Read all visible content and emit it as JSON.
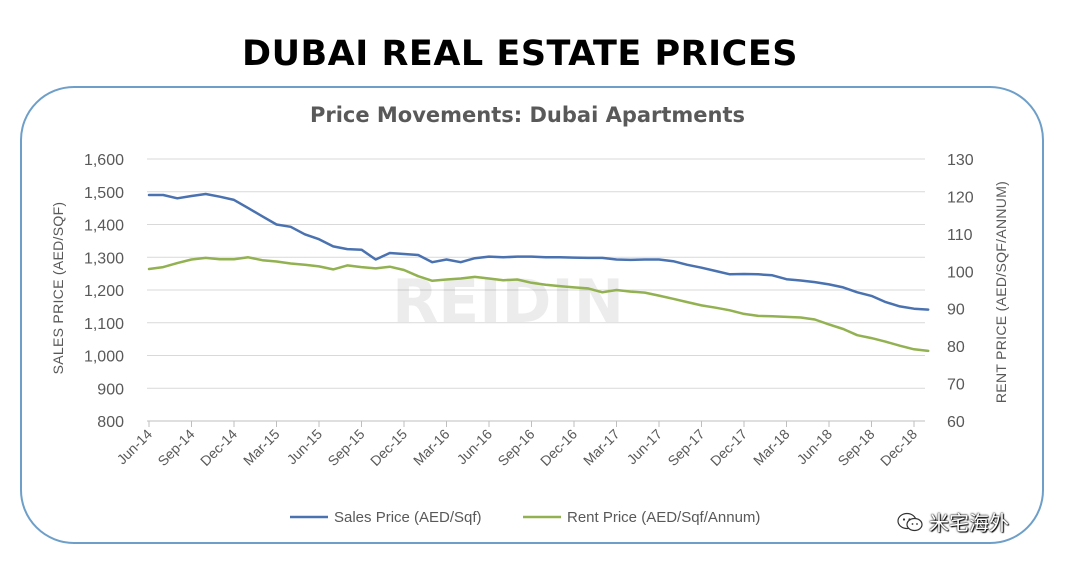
{
  "header": {
    "title": "DUBAI REAL ESTATE PRICES"
  },
  "chart_data": {
    "type": "line",
    "title": "Price Movements: Dubai Apartments",
    "ylabel_left": "SALES PRICE (AED/SQF)",
    "ylabel_right": "RENT PRICE (AED/SQF/ANNUM)",
    "y_left": {
      "min": 800,
      "max": 1600,
      "ticks": [
        800,
        900,
        1000,
        1100,
        1200,
        1300,
        1400,
        1500,
        1600
      ],
      "tick_labels": [
        "800",
        "900",
        "1,000",
        "1,100",
        "1,200",
        "1,300",
        "1,400",
        "1,500",
        "1,600"
      ]
    },
    "y_right": {
      "min": 60,
      "max": 130,
      "ticks": [
        60,
        70,
        80,
        90,
        100,
        110,
        120,
        130
      ],
      "tick_labels": [
        "60",
        "70",
        "80",
        "90",
        "100",
        "110",
        "120",
        "130"
      ]
    },
    "x_start": "Jun-14",
    "x_end": "Jan-19",
    "x_tick_labels": [
      "Jun-14",
      "Sep-14",
      "Dec-14",
      "Mar-15",
      "Jun-15",
      "Sep-15",
      "Dec-15",
      "Mar-16",
      "Jun-16",
      "Sep-16",
      "Dec-16",
      "Mar-17",
      "Jun-17",
      "Sep-17",
      "Dec-17",
      "Mar-18",
      "Jun-18",
      "Sep-18",
      "Dec-18"
    ],
    "grid": "horizontal",
    "legend_position": "bottom",
    "series": [
      {
        "name": "Sales Price (AED/Sqf)",
        "axis": "left",
        "color": "#4a72b0",
        "values": [
          1490,
          1490,
          1480,
          1487,
          1493,
          1485,
          1475,
          1450,
          1425,
          1400,
          1393,
          1370,
          1355,
          1333,
          1325,
          1323,
          1293,
          1313,
          1310,
          1307,
          1285,
          1293,
          1285,
          1297,
          1302,
          1300,
          1302,
          1302,
          1300,
          1300,
          1299,
          1298,
          1298,
          1293,
          1292,
          1293,
          1293,
          1288,
          1277,
          1268,
          1258,
          1248,
          1249,
          1248,
          1245,
          1233,
          1229,
          1224,
          1217,
          1208,
          1193,
          1182,
          1163,
          1150,
          1143,
          1140
        ]
      },
      {
        "name": "Rent Price (AED/Sqf/Annum)",
        "axis": "left",
        "color": "#92b150",
        "values": [
          1264,
          1270,
          1282,
          1293,
          1298,
          1294,
          1294,
          1300,
          1291,
          1287,
          1281,
          1277,
          1272,
          1263,
          1275,
          1270,
          1266,
          1271,
          1261,
          1242,
          1228,
          1232,
          1235,
          1240,
          1235,
          1230,
          1232,
          1222,
          1216,
          1212,
          1208,
          1205,
          1193,
          1200,
          1195,
          1192,
          1183,
          1173,
          1163,
          1153,
          1146,
          1138,
          1127,
          1121,
          1120,
          1118,
          1116,
          1110,
          1095,
          1081,
          1062,
          1053,
          1042,
          1030,
          1019,
          1014
        ]
      }
    ]
  },
  "watermark": {
    "text": "米宅海外"
  }
}
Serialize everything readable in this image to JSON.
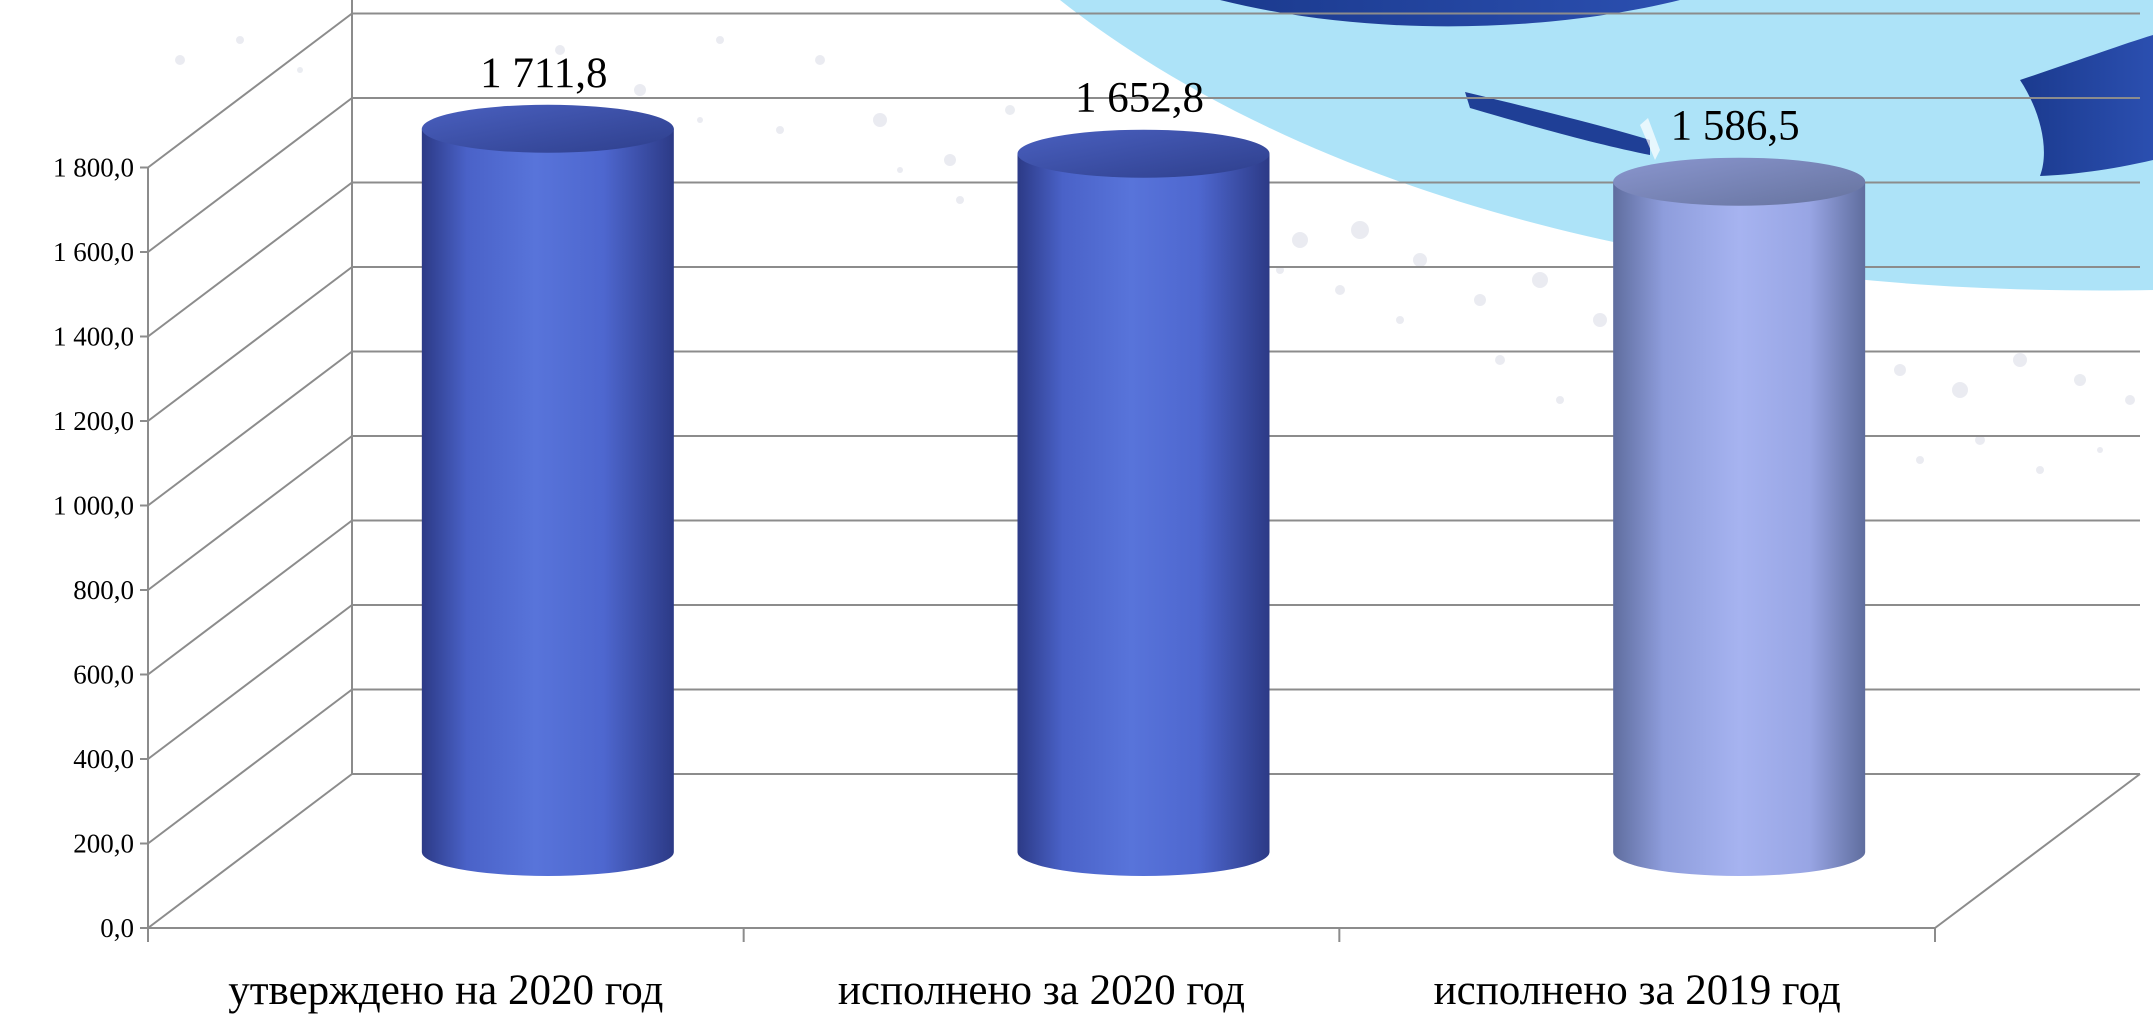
{
  "chart_data": {
    "type": "bar",
    "categories": [
      "утверждено на 2020 год",
      "исполнено за 2020 год",
      "исполнено за 2019 год"
    ],
    "values": [
      1711.8,
      1652.8,
      1586.5
    ],
    "value_labels": [
      "1 711,8",
      "1 652,8",
      "1 586,5"
    ],
    "ylim": [
      0,
      1800
    ],
    "yticks": [
      "0,0",
      "200,0",
      "400,0",
      "600,0",
      "800,0",
      "1 000,0",
      "1 200,0",
      "1 400,0",
      "1 600,0",
      "1 800,0"
    ],
    "grid": true,
    "style": "3d-cylinder",
    "colors": {
      "main_bar": "#5570D6",
      "main_bar_dark": "#2C3A86",
      "highlight_bar": "#A3B0EE",
      "highlight_bar_dark": "#5F6D9E",
      "grid": "#8c8c8c",
      "background_swoosh": "#ADE3F8",
      "background_swoosh_dark": "#1F3F96"
    }
  }
}
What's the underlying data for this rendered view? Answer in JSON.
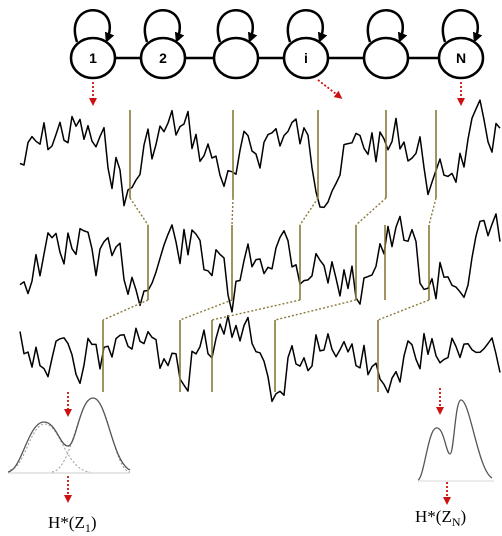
{
  "hmm": {
    "states": [
      {
        "label": "1"
      },
      {
        "label": "2"
      },
      {
        "label": ""
      },
      {
        "label": "i"
      },
      {
        "label": ""
      },
      {
        "label": "N"
      }
    ]
  },
  "outputs": {
    "left": {
      "text": "H*(Z",
      "subscript": "1",
      "close": ")"
    },
    "right": {
      "text": "H*(Z",
      "subscript": "N",
      "close": ")"
    }
  },
  "colors": {
    "arrow": "#cc1111",
    "segment_line": "#8a7a3a",
    "signal": "#000000",
    "density_main": "#555555",
    "density_component": "#999999"
  }
}
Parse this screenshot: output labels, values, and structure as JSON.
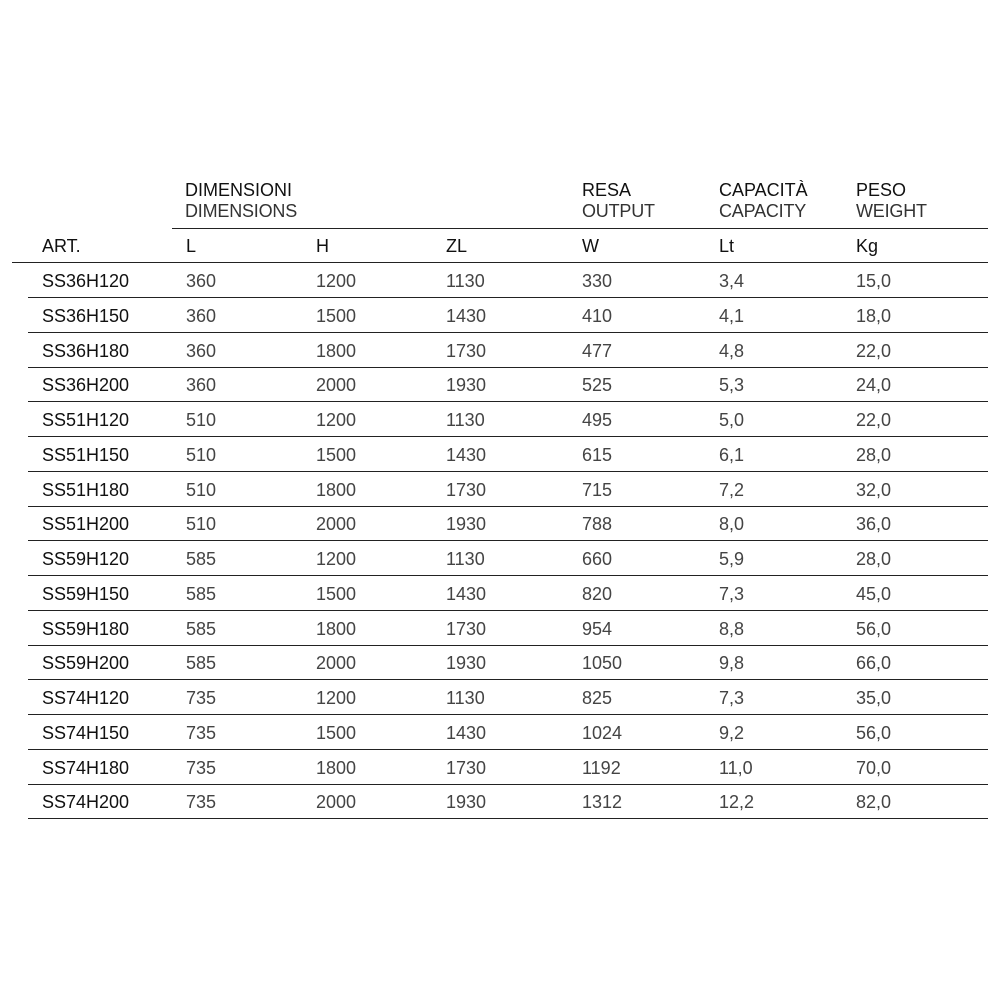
{
  "header": {
    "groups": [
      {
        "title": "DIMENSIONI",
        "subtitle": "DIMENSIONS"
      },
      {
        "title": "RESA",
        "subtitle": "OUTPUT"
      },
      {
        "title": "CAPACITÀ",
        "subtitle": "CAPACITY"
      },
      {
        "title": "PESO",
        "subtitle": "WEIGHT"
      }
    ],
    "columns": [
      "ART.",
      "L",
      "H",
      "ZL",
      "W",
      "Lt",
      "Kg"
    ]
  },
  "rows": [
    [
      "SS36H120",
      "360",
      "1200",
      "1130",
      "330",
      "3,4",
      "15,0"
    ],
    [
      "SS36H150",
      "360",
      "1500",
      "1430",
      "410",
      "4,1",
      "18,0"
    ],
    [
      "SS36H180",
      "360",
      "1800",
      "1730",
      "477",
      "4,8",
      "22,0"
    ],
    [
      "SS36H200",
      "360",
      "2000",
      "1930",
      "525",
      "5,3",
      "24,0"
    ],
    [
      "SS51H120",
      "510",
      "1200",
      "1130",
      "495",
      "5,0",
      "22,0"
    ],
    [
      "SS51H150",
      "510",
      "1500",
      "1430",
      "615",
      "6,1",
      "28,0"
    ],
    [
      "SS51H180",
      "510",
      "1800",
      "1730",
      "715",
      "7,2",
      "32,0"
    ],
    [
      "SS51H200",
      "510",
      "2000",
      "1930",
      "788",
      "8,0",
      "36,0"
    ],
    [
      "SS59H120",
      "585",
      "1200",
      "1130",
      "660",
      "5,9",
      "28,0"
    ],
    [
      "SS59H150",
      "585",
      "1500",
      "1430",
      "820",
      "7,3",
      "45,0"
    ],
    [
      "SS59H180",
      "585",
      "1800",
      "1730",
      "954",
      "8,8",
      "56,0"
    ],
    [
      "SS59H200",
      "585",
      "2000",
      "1930",
      "1050",
      "9,8",
      "66,0"
    ],
    [
      "SS74H120",
      "735",
      "1200",
      "1130",
      "825",
      "7,3",
      "35,0"
    ],
    [
      "SS74H150",
      "735",
      "1500",
      "1430",
      "1024",
      "9,2",
      "56,0"
    ],
    [
      "SS74H180",
      "735",
      "1800",
      "1730",
      "1192",
      "11,0",
      "70,0"
    ],
    [
      "SS74H200",
      "735",
      "2000",
      "1930",
      "1312",
      "12,2",
      "82,0"
    ]
  ]
}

+--

Short task: Pick each line holding the word "grid" out of the data and copy it.

Answer to this exercise:
    "grid": "horizontal",
    "grid": true,
      "grid": "#8c8c8c",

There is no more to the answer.